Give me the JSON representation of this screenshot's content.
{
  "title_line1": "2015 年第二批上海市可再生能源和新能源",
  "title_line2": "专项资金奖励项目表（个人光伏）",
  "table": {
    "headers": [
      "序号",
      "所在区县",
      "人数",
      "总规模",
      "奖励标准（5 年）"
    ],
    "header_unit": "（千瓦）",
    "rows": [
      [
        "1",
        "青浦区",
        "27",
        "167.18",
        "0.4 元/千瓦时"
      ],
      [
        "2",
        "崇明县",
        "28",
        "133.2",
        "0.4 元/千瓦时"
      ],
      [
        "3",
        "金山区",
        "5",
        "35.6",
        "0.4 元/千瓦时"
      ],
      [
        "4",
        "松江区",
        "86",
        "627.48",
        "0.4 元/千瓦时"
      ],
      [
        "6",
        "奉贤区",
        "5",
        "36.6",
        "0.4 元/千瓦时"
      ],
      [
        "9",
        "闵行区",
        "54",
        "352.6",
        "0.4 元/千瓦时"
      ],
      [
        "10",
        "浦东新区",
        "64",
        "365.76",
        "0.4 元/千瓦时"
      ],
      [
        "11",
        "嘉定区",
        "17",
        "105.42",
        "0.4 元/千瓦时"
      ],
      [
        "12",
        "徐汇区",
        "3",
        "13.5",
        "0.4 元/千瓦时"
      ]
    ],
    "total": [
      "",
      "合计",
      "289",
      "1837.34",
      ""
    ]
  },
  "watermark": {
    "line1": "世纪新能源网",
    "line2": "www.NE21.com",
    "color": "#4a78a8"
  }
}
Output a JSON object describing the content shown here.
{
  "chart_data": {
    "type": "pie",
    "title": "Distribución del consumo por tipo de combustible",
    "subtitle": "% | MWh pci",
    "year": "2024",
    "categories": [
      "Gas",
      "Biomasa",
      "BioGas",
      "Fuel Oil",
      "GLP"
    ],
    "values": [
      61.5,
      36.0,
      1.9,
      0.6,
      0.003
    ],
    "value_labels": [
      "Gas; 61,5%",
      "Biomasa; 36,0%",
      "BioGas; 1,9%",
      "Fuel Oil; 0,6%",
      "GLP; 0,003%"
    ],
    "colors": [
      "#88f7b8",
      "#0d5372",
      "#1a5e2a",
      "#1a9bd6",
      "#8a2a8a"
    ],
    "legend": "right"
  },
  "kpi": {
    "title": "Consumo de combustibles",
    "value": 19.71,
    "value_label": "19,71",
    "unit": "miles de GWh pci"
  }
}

INSTRUCTIONS TO FOLLOW
Print every entry exactly as it appears.

RESULT BELOW
Give me the JSON representation of this screenshot's content.
{
  "title_line1": "2015 年第二批上海市可再生能源和新能源",
  "title_line2": "专项资金奖励项目表（个人光伏）",
  "table": {
    "headers": [
      "序号",
      "所在区县",
      "人数",
      "总规模",
      "奖励标准（5 年）"
    ],
    "header_unit": "（千瓦）",
    "rows": [
      [
        "1",
        "青浦区",
        "27",
        "167.18",
        "0.4 元/千瓦时"
      ],
      [
        "2",
        "崇明县",
        "28",
        "133.2",
        "0.4 元/千瓦时"
      ],
      [
        "3",
        "金山区",
        "5",
        "35.6",
        "0.4 元/千瓦时"
      ],
      [
        "4",
        "松江区",
        "86",
        "627.48",
        "0.4 元/千瓦时"
      ],
      [
        "6",
        "奉贤区",
        "5",
        "36.6",
        "0.4 元/千瓦时"
      ],
      [
        "9",
        "闵行区",
        "54",
        "352.6",
        "0.4 元/千瓦时"
      ],
      [
        "10",
        "浦东新区",
        "64",
        "365.76",
        "0.4 元/千瓦时"
      ],
      [
        "11",
        "嘉定区",
        "17",
        "105.42",
        "0.4 元/千瓦时"
      ],
      [
        "12",
        "徐汇区",
        "3",
        "13.5",
        "0.4 元/千瓦时"
      ]
    ],
    "total": [
      "",
      "合计",
      "289",
      "1837.34",
      ""
    ]
  },
  "watermark": {
    "line1": "世纪新能源网",
    "line2": "www.NE21.com",
    "color": "#4a78a8"
  }
}
Output a JSON object describing the content shown here.
{
  "chart_data": {
    "type": "pie",
    "title": "Distribución del consumo por tipo de combustible",
    "subtitle": "% | MWh pci",
    "year": "2024",
    "categories": [
      "Gas",
      "Biomasa",
      "BioGas",
      "Fuel Oil",
      "GLP"
    ],
    "values": [
      61.5,
      36.0,
      1.9,
      0.6,
      0.003
    ],
    "value_labels": [
      "Gas; 61,5%",
      "Biomasa; 36,0%",
      "BioGas; 1,9%",
      "Fuel Oil; 0,6%",
      "GLP; 0,003%"
    ],
    "colors": [
      "#88f7b8",
      "#0d5372",
      "#1a5e2a",
      "#1a9bd6",
      "#8a2a8a"
    ],
    "legend": "right"
  },
  "kpi": {
    "title": "Consumo de combustibles",
    "value": 19.71,
    "value_label": "19,71",
    "unit": "miles de GWh pci"
  }
}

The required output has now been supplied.